_Required work_: Repeat every line below exactly as it reads.

_Dataset items_:
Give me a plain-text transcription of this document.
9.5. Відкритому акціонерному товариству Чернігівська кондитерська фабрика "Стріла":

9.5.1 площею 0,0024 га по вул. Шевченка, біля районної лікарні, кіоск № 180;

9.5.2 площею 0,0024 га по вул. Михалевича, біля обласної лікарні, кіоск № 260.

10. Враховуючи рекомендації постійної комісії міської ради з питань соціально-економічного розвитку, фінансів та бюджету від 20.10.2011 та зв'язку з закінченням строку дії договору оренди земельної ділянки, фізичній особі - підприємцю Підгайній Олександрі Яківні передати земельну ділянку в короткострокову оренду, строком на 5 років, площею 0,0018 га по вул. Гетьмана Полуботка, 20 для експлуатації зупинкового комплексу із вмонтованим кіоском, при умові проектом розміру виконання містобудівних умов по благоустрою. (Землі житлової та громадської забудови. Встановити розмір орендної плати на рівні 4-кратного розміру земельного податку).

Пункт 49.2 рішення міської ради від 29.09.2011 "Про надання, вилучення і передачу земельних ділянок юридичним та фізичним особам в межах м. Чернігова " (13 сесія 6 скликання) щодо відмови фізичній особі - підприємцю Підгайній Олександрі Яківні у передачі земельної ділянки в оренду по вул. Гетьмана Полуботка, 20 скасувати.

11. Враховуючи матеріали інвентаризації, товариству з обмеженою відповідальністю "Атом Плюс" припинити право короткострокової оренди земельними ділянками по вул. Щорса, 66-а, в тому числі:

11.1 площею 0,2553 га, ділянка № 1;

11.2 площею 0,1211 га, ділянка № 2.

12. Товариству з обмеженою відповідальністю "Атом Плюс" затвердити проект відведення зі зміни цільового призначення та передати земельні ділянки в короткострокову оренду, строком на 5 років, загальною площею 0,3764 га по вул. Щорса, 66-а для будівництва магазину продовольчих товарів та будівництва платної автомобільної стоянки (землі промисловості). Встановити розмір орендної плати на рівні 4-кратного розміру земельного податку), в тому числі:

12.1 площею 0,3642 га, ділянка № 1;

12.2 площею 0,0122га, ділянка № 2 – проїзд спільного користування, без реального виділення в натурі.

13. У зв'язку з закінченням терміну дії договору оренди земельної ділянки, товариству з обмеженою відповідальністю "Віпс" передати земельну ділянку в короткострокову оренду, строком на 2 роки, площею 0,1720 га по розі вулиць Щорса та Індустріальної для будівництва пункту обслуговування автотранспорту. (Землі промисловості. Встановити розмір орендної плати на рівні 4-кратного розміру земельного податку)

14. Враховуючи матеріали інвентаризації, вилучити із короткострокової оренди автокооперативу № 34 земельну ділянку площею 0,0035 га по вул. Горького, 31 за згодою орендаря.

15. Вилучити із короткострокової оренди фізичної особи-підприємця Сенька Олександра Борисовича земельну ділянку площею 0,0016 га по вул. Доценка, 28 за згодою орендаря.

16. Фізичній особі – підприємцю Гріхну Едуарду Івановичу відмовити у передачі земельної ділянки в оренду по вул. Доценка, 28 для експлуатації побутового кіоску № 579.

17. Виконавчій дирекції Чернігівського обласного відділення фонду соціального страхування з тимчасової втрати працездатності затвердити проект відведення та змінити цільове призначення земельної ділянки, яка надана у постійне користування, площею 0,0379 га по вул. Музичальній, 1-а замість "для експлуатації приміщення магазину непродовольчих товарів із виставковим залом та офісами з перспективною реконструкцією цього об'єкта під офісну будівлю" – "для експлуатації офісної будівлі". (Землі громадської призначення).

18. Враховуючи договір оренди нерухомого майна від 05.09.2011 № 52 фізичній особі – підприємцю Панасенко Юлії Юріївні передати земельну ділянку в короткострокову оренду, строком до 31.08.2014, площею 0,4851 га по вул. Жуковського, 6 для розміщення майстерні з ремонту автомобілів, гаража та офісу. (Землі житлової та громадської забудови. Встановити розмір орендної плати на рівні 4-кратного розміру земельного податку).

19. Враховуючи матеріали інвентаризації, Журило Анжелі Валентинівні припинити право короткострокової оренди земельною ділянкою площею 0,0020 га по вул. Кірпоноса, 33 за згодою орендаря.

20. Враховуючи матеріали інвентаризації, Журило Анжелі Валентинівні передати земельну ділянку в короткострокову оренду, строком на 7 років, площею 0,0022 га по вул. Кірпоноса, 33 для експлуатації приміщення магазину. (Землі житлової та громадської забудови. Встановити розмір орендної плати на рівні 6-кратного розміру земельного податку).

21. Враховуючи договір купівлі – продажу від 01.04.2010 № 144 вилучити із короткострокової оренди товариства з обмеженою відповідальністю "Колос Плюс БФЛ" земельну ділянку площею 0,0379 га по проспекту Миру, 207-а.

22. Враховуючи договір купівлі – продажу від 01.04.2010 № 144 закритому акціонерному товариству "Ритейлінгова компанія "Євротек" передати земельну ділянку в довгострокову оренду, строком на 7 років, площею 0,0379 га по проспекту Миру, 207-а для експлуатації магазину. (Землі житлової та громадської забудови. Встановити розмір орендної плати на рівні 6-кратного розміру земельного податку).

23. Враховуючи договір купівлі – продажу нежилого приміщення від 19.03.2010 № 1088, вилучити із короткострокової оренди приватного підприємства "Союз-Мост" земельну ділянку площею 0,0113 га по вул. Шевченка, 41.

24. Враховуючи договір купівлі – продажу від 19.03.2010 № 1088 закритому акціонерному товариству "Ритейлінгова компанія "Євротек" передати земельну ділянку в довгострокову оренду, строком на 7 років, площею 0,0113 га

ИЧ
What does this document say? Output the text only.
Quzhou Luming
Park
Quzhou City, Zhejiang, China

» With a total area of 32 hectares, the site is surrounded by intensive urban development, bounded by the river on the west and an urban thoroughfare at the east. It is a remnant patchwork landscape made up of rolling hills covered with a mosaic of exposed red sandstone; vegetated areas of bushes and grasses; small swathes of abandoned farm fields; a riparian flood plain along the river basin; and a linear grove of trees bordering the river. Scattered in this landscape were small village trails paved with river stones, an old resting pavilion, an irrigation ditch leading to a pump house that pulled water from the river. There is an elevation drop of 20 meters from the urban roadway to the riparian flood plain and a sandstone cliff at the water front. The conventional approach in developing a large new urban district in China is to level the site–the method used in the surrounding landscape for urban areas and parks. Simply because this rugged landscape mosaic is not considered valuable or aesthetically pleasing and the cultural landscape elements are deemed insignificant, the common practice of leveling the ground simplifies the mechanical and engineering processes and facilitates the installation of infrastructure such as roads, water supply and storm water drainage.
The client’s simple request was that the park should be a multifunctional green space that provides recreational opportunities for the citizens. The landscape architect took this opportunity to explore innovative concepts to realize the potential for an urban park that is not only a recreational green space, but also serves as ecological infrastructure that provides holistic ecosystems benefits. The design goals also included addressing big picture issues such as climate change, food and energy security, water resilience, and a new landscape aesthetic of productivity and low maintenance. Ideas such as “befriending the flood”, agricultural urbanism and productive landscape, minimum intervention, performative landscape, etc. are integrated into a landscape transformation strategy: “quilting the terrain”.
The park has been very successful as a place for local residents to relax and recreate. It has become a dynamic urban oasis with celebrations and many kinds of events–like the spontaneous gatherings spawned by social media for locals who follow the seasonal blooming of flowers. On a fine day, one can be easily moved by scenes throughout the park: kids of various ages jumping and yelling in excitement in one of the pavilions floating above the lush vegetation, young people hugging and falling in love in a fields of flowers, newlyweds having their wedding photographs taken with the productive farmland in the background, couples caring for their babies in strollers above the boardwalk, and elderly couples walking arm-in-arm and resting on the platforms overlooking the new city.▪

_Written solution_:
Give me a plain-text transcription of this document.
9.5. Відкритому акціонерному товариству Чернігівська кондитерська фабрика "Стріла":

9.5.1 площею 0,0024 га по вул. Шевченка, біля районної лікарні, кіоск № 180;

9.5.2 площею 0,0024 га по вул. Михалевича, біля обласної лікарні, кіоск № 260.

10. Враховуючи рекомендації постійної комісії міської ради з питань соціально-економічного розвитку, фінансів та бюджету від 20.10.2011 та зв'язку з закінченням строку дії договору оренди земельної ділянки, фізичній особі - підприємцю Підгайній Олександрі Яківні передати земельну ділянку в короткострокову оренду, строком на 5 років, площею 0,0018 га по вул. Гетьмана Полуботка, 20 для експлуатації зупинкового комплексу із вмонтованим кіоском, при умові проектом розміру виконання містобудівних умов по благоустрою. (Землі житлової та громадської забудови. Встановити розмір орендної плати на рівні 4-кратного розміру земельного податку).

Пункт 49.2 рішення міської ради від 29.09.2011 "Про надання, вилучення і передачу земельних ділянок юридичним та фізичним особам в межах м. Чернігова " (13 сесія 6 скликання) щодо відмови фізичній особі - підприємцю Підгайній Олександрі Яківні у передачі земельної ділянки в оренду по вул. Гетьмана Полуботка, 20 скасувати.

11. Враховуючи матеріали інвентаризації, товариству з обмеженою відповідальністю "Атом Плюс" припинити право короткострокової оренди земельними ділянками по вул. Щорса, 66-а, в тому числі:

11.1 площею 0,2553 га, ділянка № 1;

11.2 площею 0,1211 га, ділянка № 2.

12. Товариству з обмеженою відповідальністю "Атом Плюс" затвердити проект відведення зі зміни цільового призначення та передати земельні ділянки в короткострокову оренду, строком на 5 років, загальною площею 0,3764 га по вул. Щорса, 66-а для будівництва магазину продовольчих товарів та будівництва платної автомобільної стоянки (землі промисловості). Встановити розмір орендної плати на рівні 4-кратного розміру земельного податку), в тому числі:

12.1 площею 0,3642 га, ділянка № 1;

12.2 площею 0,0122га, ділянка № 2 – проїзд спільного користування, без реального виділення в натурі.

13. У зв'язку з закінченням терміну дії договору оренди земельної ділянки, товариству з обмеженою відповідальністю "Віпс" передати земельну ділянку в короткострокову оренду, строком на 2 роки, площею 0,1720 га по розі вулиць Щорса та Індустріальної для будівництва пункту обслуговування автотранспорту. (Землі промисловості. Встановити розмір орендної плати на рівні 4-кратного розміру земельного податку)

14. Враховуючи матеріали інвентаризації, вилучити із короткострокової оренди автокооперативу № 34 земельну ділянку площею 0,0035 га по вул. Горького, 31 за згодою орендаря.

15. Вилучити із короткострокової оренди фізичної особи-підприємця Сенька Олександра Борисовича земельну ділянку площею 0,0016 га по вул. Доценка, 28 за згодою орендаря.

16. Фізичній особі – підприємцю Гріхну Едуарду Івановичу відмовити у передачі земельної ділянки в оренду по вул. Доценка, 28 для експлуатації побутового кіоску № 579.

17. Виконавчій дирекції Чернігівського обласного відділення фонду соціального страхування з тимчасової втрати працездатності затвердити проект відведення та змінити цільове призначення земельної ділянки, яка надана у постійне користування, площею 0,0379 га по вул. Музичальній, 1-а замість "для експлуатації приміщення магазину непродовольчих товарів із виставковим залом та офісами з перспективною реконструкцією цього об'єкта під офісну будівлю" – "для експлуатації офісної будівлі". (Землі громадської призначення).

18. Враховуючи договір оренди нерухомого майна від 05.09.2011 № 52 фізичній особі – підприємцю Панасенко Юлії Юріївні передати земельну ділянку в короткострокову оренду, строком до 31.08.2014, площею 0,4851 га по вул. Жуковського, 6 для розміщення майстерні з ремонту автомобілів, гаража та офісу. (Землі житлової та громадської забудови. Встановити розмір орендної плати на рівні 4-кратного розміру земельного податку).

19. Враховуючи матеріали інвентаризації, Журило Анжелі Валентинівні припинити право короткострокової оренди земельною ділянкою площею 0,0020 га по вул. Кірпоноса, 33 за згодою орендаря.

20. Враховуючи матеріали інвентаризації, Журило Анжелі Валентинівні передати земельну ділянку в короткострокову оренду, строком на 7 років, площею 0,0022 га по вул. Кірпоноса, 33 для експлуатації приміщення магазину. (Землі житлової та громадської забудови. Встановити розмір орендної плати на рівні 6-кратного розміру земельного податку).

21. Враховуючи договір купівлі – продажу від 01.04.2010 № 144 вилучити із короткострокової оренди товариства з обмеженою відповідальністю "Колос Плюс БФЛ" земельну ділянку площею 0,0379 га по проспекту Миру, 207-а.

22. Враховуючи договір купівлі – продажу від 01.04.2010 № 144 закритому акціонерному товариству "Ритейлінгова компанія "Євротек" передати земельну ділянку в довгострокову оренду, строком на 7 років, площею 0,0379 га по проспекту Миру, 207-а для експлуатації магазину. (Землі житлової та громадської забудови. Встановити розмір орендної плати на рівні 6-кратного розміру земельного податку).

23. Враховуючи договір купівлі – продажу нежилого приміщення від 19.03.2010 № 1088, вилучити із короткострокової оренди приватного підприємства "Союз-Мост" земельну ділянку площею 0,0113 га по вул. Шевченка, 41.

24. Враховуючи договір купівлі – продажу від 19.03.2010 № 1088 закритому акціонерному товариству "Ритейлінгова компанія "Євротек" передати земельну ділянку в довгострокову оренду, строком на 7 років, площею 0,0113 га

ИЧ
What does this document say? Output the text only.
Quzhou Luming
Park
Quzhou City, Zhejiang, China

» With a total area of 32 hectares, the site is surrounded by intensive urban development, bounded by the river on the west and an urban thoroughfare at the east. It is a remnant patchwork landscape made up of rolling hills covered with a mosaic of exposed red sandstone; vegetated areas of bushes and grasses; small swathes of abandoned farm fields; a riparian flood plain along the river basin; and a linear grove of trees bordering the river. Scattered in this landscape were small village trails paved with river stones, an old resting pavilion, an irrigation ditch leading to a pump house that pulled water from the river. There is an elevation drop of 20 meters from the urban roadway to the riparian flood plain and a sandstone cliff at the water front. The conventional approach in developing a large new urban district in China is to level the site–the method used in the surrounding landscape for urban areas and parks. Simply because this rugged landscape mosaic is not considered valuable or aesthetically pleasing and the cultural landscape elements are deemed insignificant, the common practice of leveling the ground simplifies the mechanical and engineering processes and facilitates the installation of infrastructure such as roads, water supply and storm water drainage.
The client’s simple request was that the park should be a multifunctional green space that provides recreational opportunities for the citizens. The landscape architect took this opportunity to explore innovative concepts to realize the potential for an urban park that is not only a recreational green space, but also serves as ecological infrastructure that provides holistic ecosystems benefits. The design goals also included addressing big picture issues such as climate change, food and energy security, water resilience, and a new landscape aesthetic of productivity and low maintenance. Ideas such as “befriending the flood”, agricultural urbanism and productive landscape, minimum intervention, performative landscape, etc. are integrated into a landscape transformation strategy: “quilting the terrain”.
The park has been very successful as a place for local residents to relax and recreate. It has become a dynamic urban oasis with celebrations and many kinds of events–like the spontaneous gatherings spawned by social media for locals who follow the seasonal blooming of flowers. On a fine day, one can be easily moved by scenes throughout the park: kids of various ages jumping and yelling in excitement in one of the pavilions floating above the lush vegetation, young people hugging and falling in love in a fields of flowers, newlyweds having their wedding photographs taken with the productive farmland in the background, couples caring for their babies in strollers above the boardwalk, and elderly couples walking arm-in-arm and resting on the platforms overlooking the new city.▪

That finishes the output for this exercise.